> _Task instructions_:
Every entry should be repeated exactly. Omit the pictures.

Saved entries:
====

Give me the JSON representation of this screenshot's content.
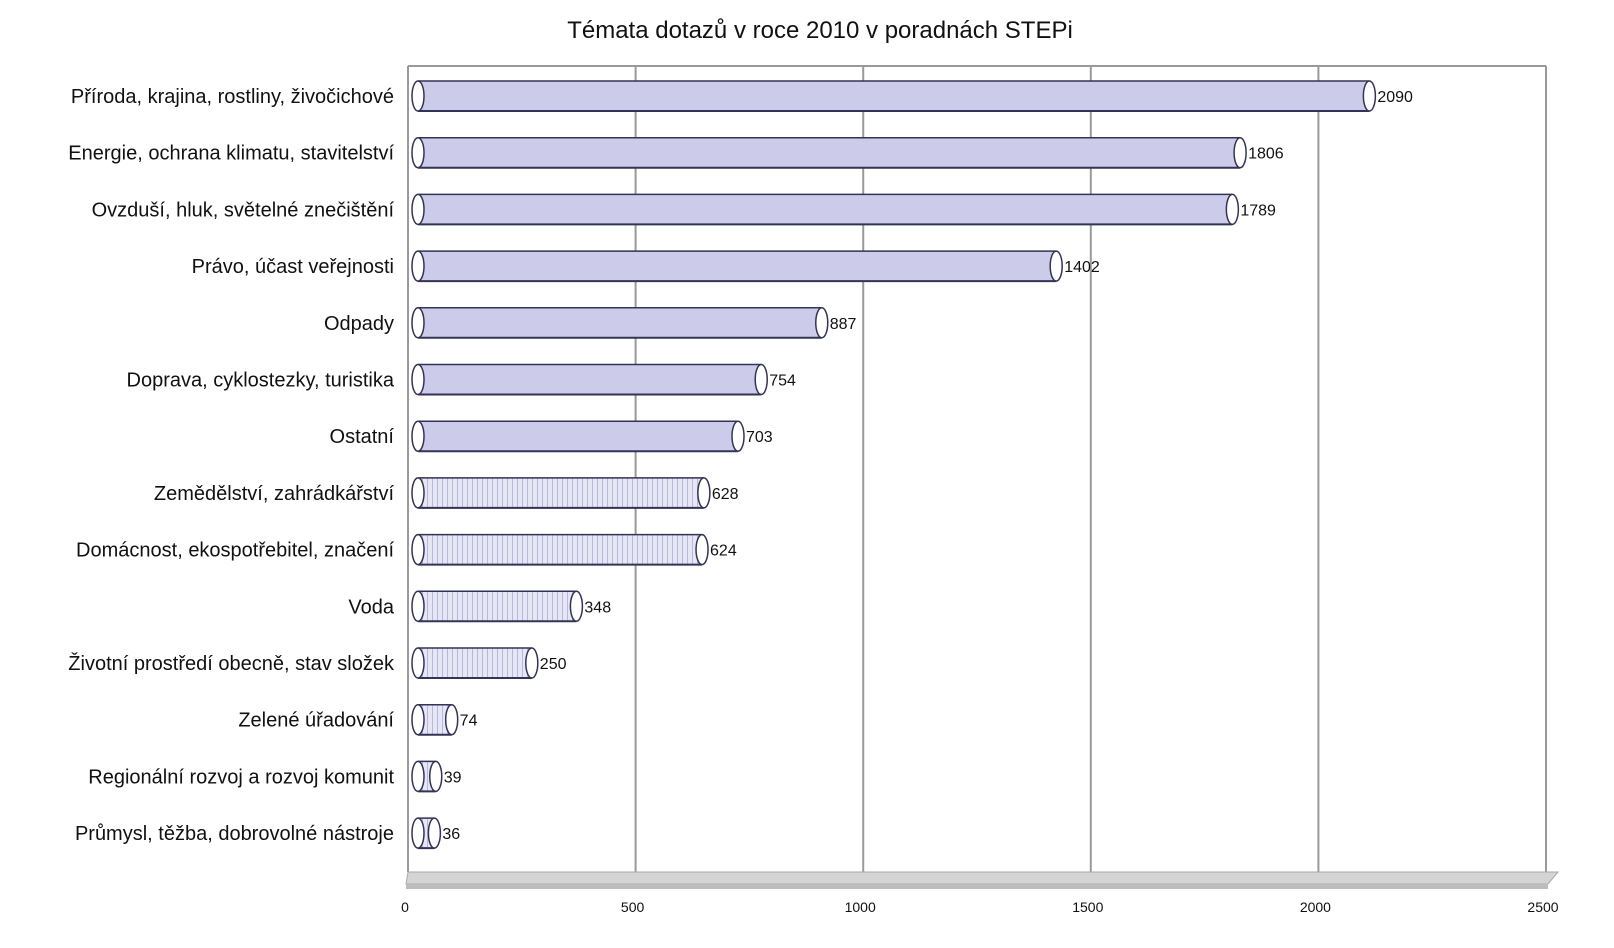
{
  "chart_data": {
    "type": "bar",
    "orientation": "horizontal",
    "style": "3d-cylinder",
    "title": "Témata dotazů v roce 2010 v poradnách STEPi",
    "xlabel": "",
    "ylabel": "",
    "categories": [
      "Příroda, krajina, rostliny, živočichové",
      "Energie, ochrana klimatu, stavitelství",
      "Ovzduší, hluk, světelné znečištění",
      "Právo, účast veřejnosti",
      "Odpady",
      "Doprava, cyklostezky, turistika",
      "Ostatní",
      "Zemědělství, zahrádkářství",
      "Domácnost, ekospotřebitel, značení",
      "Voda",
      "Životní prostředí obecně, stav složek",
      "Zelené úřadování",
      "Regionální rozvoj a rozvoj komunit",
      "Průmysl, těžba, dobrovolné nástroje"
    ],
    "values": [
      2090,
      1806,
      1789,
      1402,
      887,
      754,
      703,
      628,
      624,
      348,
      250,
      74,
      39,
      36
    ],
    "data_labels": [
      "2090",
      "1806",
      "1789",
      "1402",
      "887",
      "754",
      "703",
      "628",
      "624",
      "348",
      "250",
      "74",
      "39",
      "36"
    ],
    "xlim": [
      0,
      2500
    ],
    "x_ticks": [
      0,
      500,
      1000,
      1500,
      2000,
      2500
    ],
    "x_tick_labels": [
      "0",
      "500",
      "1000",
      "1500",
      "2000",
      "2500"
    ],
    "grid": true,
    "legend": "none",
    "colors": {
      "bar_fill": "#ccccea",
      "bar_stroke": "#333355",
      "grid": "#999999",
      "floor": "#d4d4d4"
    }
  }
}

====

> _Result below_:
Give me the JSON representation of this screenshot's content.
{
  "chart_data": {
    "type": "bar",
    "orientation": "horizontal",
    "style": "3d-cylinder",
    "title": "Témata dotazů v roce 2010 v poradnách STEPi",
    "xlabel": "",
    "ylabel": "",
    "categories": [
      "Příroda, krajina, rostliny, živočichové",
      "Energie, ochrana klimatu, stavitelství",
      "Ovzduší, hluk, světelné znečištění",
      "Právo, účast veřejnosti",
      "Odpady",
      "Doprava, cyklostezky, turistika",
      "Ostatní",
      "Zemědělství, zahrádkářství",
      "Domácnost, ekospotřebitel, značení",
      "Voda",
      "Životní prostředí obecně, stav složek",
      "Zelené úřadování",
      "Regionální rozvoj a rozvoj komunit",
      "Průmysl, těžba, dobrovolné nástroje"
    ],
    "values": [
      2090,
      1806,
      1789,
      1402,
      887,
      754,
      703,
      628,
      624,
      348,
      250,
      74,
      39,
      36
    ],
    "data_labels": [
      "2090",
      "1806",
      "1789",
      "1402",
      "887",
      "754",
      "703",
      "628",
      "624",
      "348",
      "250",
      "74",
      "39",
      "36"
    ],
    "xlim": [
      0,
      2500
    ],
    "x_ticks": [
      0,
      500,
      1000,
      1500,
      2000,
      2500
    ],
    "x_tick_labels": [
      "0",
      "500",
      "1000",
      "1500",
      "2000",
      "2500"
    ],
    "grid": true,
    "legend": "none",
    "colors": {
      "bar_fill": "#ccccea",
      "bar_stroke": "#333355",
      "grid": "#999999",
      "floor": "#d4d4d4"
    }
  }
}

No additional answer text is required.